Items from a data source:
....
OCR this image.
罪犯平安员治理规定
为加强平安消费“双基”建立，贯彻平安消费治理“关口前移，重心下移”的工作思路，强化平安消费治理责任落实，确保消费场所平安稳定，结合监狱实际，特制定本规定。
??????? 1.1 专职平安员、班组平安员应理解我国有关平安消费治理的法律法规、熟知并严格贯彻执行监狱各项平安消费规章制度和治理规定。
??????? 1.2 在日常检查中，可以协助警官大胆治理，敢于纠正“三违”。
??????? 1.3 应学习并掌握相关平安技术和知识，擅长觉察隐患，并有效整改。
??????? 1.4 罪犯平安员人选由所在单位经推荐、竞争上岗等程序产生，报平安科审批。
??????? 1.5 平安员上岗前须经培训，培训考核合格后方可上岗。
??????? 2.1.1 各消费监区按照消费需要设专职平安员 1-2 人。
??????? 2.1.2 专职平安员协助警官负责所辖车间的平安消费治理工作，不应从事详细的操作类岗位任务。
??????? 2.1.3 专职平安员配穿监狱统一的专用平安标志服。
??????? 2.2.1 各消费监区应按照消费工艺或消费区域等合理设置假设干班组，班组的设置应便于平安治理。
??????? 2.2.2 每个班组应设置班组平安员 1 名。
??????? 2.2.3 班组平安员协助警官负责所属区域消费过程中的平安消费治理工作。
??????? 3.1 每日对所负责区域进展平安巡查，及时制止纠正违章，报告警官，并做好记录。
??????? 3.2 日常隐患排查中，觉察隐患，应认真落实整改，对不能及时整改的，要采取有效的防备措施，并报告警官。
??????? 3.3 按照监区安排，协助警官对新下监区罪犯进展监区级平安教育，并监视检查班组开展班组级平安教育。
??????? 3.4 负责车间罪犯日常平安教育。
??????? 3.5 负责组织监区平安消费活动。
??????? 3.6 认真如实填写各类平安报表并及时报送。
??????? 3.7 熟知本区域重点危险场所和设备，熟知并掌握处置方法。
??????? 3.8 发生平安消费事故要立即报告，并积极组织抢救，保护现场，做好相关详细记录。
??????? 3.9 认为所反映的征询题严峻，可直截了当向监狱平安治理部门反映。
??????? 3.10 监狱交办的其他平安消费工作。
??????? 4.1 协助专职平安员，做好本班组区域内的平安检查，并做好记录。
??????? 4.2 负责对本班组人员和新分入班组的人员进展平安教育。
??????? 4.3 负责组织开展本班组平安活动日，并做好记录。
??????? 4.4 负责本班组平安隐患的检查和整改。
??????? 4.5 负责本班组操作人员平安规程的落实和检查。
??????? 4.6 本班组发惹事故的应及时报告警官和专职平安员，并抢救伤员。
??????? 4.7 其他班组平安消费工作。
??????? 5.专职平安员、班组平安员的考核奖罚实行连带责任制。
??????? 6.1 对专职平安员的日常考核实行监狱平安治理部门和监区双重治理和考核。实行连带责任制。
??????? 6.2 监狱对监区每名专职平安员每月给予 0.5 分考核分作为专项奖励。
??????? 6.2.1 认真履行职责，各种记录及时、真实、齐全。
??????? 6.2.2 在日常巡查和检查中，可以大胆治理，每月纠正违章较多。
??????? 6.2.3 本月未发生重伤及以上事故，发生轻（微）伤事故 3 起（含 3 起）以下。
....
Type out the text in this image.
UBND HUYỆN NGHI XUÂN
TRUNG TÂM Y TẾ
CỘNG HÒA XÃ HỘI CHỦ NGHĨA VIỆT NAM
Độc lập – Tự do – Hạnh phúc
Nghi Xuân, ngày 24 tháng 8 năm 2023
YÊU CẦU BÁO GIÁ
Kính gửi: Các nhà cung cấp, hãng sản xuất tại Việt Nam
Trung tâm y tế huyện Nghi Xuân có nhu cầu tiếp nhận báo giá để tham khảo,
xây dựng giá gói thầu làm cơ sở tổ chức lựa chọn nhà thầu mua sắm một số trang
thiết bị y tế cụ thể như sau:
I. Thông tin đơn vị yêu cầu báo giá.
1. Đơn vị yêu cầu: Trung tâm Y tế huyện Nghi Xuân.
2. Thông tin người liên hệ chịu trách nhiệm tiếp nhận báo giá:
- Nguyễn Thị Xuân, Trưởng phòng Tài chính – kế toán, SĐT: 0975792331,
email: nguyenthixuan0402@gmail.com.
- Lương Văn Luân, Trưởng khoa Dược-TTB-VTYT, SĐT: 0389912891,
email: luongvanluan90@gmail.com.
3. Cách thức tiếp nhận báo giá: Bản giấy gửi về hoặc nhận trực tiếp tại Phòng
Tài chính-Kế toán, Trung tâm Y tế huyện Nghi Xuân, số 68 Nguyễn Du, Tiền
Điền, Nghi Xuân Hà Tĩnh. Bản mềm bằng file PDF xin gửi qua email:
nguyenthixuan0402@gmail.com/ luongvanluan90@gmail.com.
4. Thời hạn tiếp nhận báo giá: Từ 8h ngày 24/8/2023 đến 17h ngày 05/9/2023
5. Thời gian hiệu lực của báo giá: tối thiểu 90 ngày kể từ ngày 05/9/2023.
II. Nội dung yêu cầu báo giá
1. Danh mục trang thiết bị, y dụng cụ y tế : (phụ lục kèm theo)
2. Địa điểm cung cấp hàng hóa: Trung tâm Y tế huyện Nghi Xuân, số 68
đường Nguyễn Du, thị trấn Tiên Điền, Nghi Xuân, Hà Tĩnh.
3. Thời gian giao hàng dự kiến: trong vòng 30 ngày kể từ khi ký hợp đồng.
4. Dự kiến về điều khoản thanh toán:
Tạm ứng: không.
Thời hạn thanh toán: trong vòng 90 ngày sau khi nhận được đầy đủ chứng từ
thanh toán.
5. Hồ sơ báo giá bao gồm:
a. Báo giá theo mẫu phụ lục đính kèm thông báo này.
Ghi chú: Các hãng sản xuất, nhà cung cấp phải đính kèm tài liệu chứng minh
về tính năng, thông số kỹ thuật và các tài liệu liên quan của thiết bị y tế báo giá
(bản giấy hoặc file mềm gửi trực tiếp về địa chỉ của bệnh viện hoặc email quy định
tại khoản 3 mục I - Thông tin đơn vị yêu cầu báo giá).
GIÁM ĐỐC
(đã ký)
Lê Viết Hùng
....
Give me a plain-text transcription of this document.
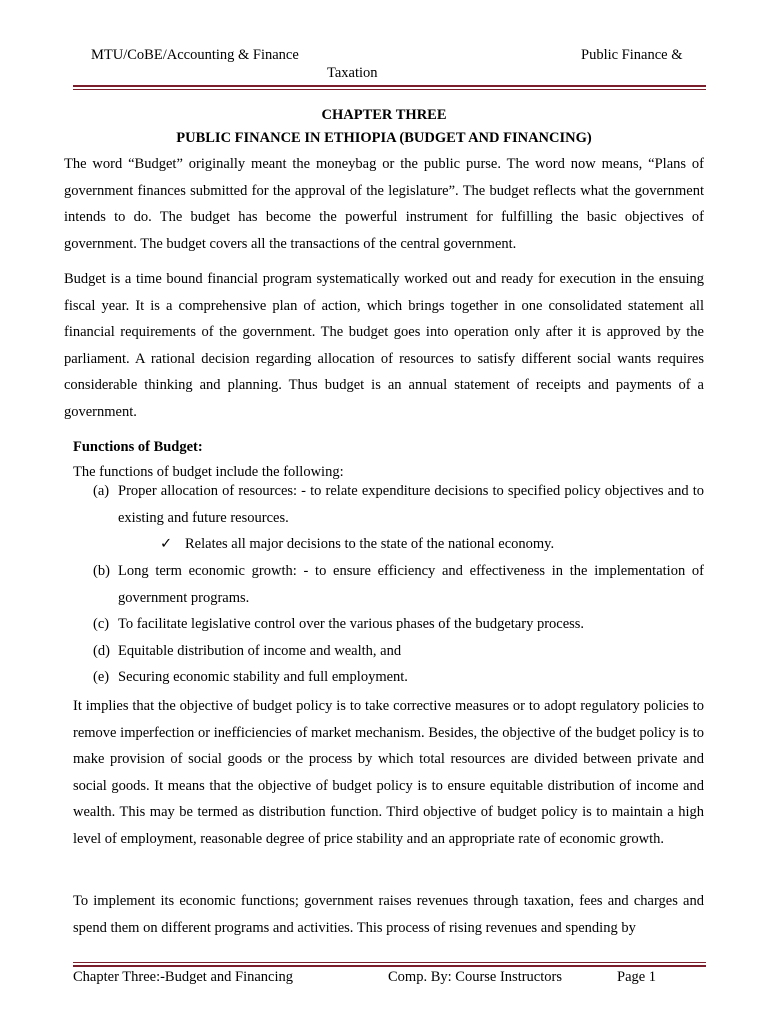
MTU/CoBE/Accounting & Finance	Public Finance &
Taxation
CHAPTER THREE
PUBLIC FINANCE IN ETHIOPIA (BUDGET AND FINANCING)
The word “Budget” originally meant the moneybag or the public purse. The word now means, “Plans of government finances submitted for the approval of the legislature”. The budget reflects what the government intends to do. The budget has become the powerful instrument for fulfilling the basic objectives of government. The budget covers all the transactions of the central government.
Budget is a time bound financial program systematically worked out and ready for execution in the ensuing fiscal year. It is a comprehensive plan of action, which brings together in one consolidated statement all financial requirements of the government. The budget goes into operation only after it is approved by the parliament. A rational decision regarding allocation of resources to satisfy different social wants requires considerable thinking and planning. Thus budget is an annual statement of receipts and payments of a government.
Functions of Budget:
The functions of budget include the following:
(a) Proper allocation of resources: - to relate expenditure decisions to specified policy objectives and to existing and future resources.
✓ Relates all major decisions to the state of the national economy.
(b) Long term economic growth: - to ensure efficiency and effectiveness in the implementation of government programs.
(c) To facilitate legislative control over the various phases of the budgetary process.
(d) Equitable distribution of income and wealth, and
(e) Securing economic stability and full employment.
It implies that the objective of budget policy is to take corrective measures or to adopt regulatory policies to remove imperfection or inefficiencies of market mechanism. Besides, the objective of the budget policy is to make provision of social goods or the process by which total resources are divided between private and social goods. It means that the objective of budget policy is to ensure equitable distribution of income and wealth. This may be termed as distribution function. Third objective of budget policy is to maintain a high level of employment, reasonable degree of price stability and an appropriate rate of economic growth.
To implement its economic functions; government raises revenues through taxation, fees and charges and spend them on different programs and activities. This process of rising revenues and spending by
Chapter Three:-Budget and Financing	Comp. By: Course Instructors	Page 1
....
• _PROBLEM_: Locate the word "image" in the data above. Copy every line carrying it.

• _COMPLETE OUTPUT_:
OCR this image.
Type out the text in this image.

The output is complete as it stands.